• _MATERIAL FOR THIS TASK_:
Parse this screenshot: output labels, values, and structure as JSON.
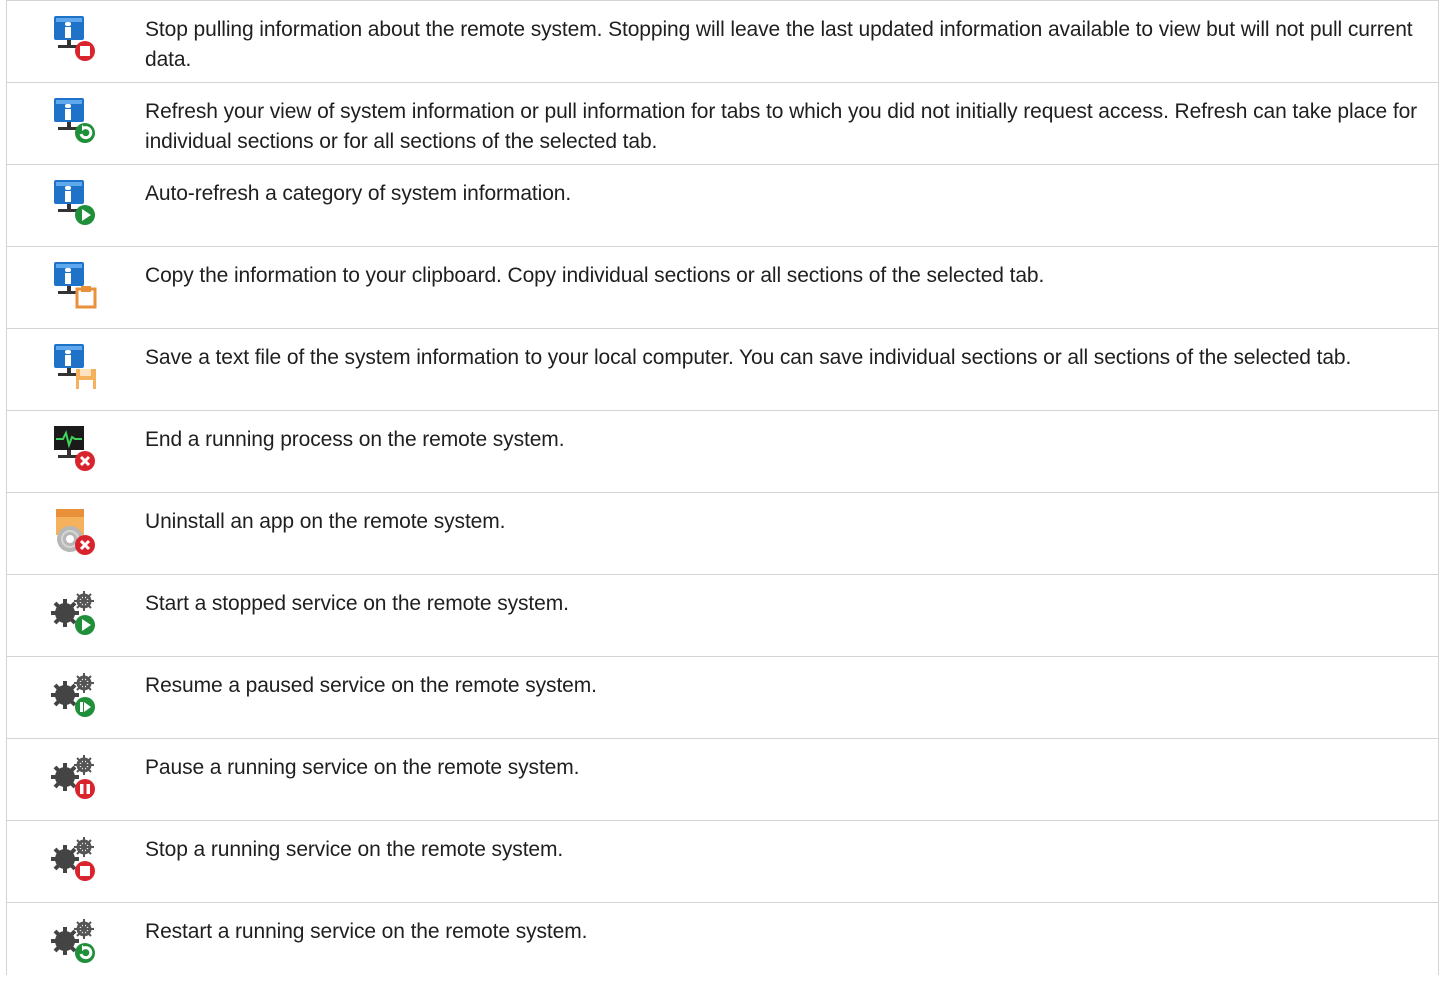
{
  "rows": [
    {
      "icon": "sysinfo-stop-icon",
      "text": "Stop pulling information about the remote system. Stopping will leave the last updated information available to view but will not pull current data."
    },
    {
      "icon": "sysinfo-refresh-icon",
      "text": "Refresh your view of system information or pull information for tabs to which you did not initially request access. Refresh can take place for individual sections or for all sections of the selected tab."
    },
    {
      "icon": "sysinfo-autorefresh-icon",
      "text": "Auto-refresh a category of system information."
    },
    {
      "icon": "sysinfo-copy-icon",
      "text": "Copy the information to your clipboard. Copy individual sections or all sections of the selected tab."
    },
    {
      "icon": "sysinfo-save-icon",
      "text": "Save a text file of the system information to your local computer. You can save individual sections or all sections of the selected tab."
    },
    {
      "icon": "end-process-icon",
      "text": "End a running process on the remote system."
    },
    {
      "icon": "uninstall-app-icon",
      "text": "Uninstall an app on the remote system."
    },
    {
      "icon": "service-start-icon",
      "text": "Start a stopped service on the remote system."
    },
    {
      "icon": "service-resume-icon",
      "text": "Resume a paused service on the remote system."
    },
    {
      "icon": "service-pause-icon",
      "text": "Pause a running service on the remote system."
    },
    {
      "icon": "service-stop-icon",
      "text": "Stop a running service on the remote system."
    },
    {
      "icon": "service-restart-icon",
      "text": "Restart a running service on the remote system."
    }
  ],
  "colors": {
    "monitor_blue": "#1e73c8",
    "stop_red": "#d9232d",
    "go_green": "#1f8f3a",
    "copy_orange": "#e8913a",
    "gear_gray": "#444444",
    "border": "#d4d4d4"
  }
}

• _PROBLEM TO SOLVE_: List each line in the listing that contains the string "save".

• _ANSWER TO THE PROBLEM_:
      "icon": "sysinfo-save-icon",
      "text": "Save a text file of the system information to your local computer. You can save individual sections or all sections of the selected tab."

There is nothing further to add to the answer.